▶ [Supplied material]

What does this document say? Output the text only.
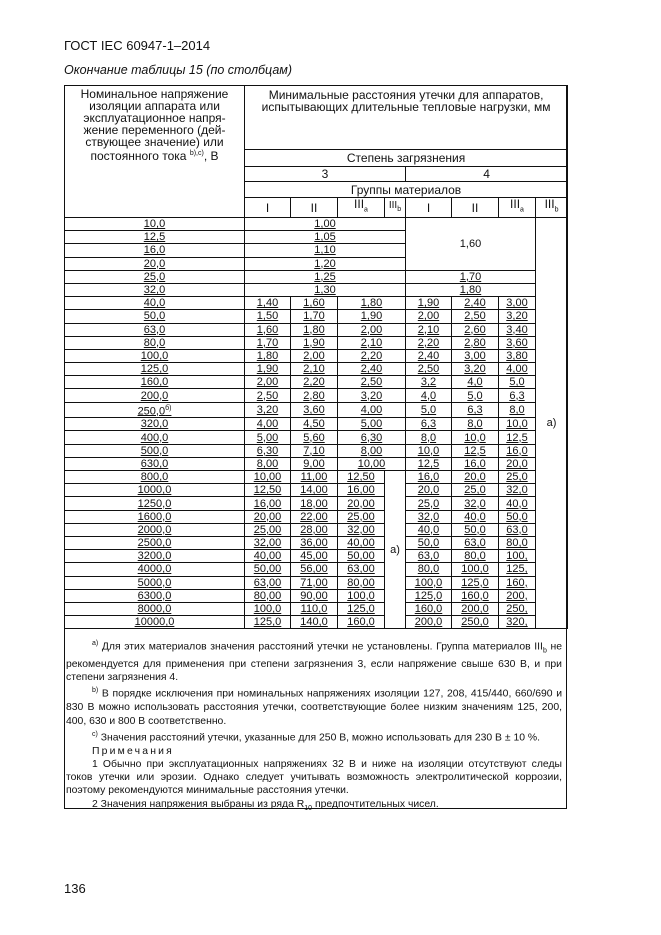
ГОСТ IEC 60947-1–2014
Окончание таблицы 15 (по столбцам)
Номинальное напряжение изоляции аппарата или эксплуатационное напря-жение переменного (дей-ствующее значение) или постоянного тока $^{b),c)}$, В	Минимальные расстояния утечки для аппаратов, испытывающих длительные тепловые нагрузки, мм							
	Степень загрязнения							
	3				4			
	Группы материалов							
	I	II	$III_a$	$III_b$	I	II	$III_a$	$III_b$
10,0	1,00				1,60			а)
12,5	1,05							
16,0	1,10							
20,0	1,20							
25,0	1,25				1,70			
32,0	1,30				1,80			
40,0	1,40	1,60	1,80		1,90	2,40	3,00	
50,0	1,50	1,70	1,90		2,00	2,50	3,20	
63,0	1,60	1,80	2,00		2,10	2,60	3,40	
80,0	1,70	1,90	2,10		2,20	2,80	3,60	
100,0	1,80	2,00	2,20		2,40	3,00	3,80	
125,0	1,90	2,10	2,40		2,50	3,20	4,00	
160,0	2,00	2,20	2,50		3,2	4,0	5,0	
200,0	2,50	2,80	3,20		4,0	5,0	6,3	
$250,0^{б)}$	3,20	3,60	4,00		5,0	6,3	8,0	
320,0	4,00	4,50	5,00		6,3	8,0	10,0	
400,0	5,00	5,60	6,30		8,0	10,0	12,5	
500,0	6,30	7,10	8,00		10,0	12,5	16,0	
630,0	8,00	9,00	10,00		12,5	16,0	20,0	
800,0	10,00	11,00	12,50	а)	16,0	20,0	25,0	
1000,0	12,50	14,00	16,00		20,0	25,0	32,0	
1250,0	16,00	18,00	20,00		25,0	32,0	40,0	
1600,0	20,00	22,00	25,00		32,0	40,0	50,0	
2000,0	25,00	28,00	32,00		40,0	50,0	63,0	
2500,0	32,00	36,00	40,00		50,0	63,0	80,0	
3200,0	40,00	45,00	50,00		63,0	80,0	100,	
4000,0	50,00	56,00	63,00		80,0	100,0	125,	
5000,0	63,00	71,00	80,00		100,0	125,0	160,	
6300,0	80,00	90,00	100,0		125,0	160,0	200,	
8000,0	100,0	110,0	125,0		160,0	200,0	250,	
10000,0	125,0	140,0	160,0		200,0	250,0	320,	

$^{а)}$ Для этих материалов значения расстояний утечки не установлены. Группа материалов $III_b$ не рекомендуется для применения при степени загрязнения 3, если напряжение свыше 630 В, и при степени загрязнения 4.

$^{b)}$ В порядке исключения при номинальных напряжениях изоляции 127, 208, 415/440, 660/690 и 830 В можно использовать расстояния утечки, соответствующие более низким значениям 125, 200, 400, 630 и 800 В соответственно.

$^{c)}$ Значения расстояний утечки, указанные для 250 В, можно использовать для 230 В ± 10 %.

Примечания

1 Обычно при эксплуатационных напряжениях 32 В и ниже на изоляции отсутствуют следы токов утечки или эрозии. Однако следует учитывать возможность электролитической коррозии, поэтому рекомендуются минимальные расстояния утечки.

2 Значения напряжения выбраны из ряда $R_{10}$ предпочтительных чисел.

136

▶ [Short task] Gather up the lines containing the word "изоляции" from these records and copy them.

▶ [Solution to this exercise]
Номинальное напряжение изоляции аппарата или эксплуатационное напря-жение переменного (дей-ствующее значение) или постоянного тока $^{b),c)}$, В	Минимальные расстояния утечки для аппаратов, испытывающих длительные тепловые нагрузки, мм							
$^{b)}$ В порядке исключения при номинальных напряжениях изоляции 127, 208, 415/440, 660/690 и 830 В можно использовать расстояния утечки, соответствующие более низким значениям 125, 200, 400, 630 и 800 В соответственно.
1 Обычно при эксплуатационных напряжениях 32 В и ниже на изоляции отсутствуют следы токов утечки или эрозии. Однако следует учитывать возможность электролитической коррозии, поэтому рекомендуются минимальные расстояния утечки.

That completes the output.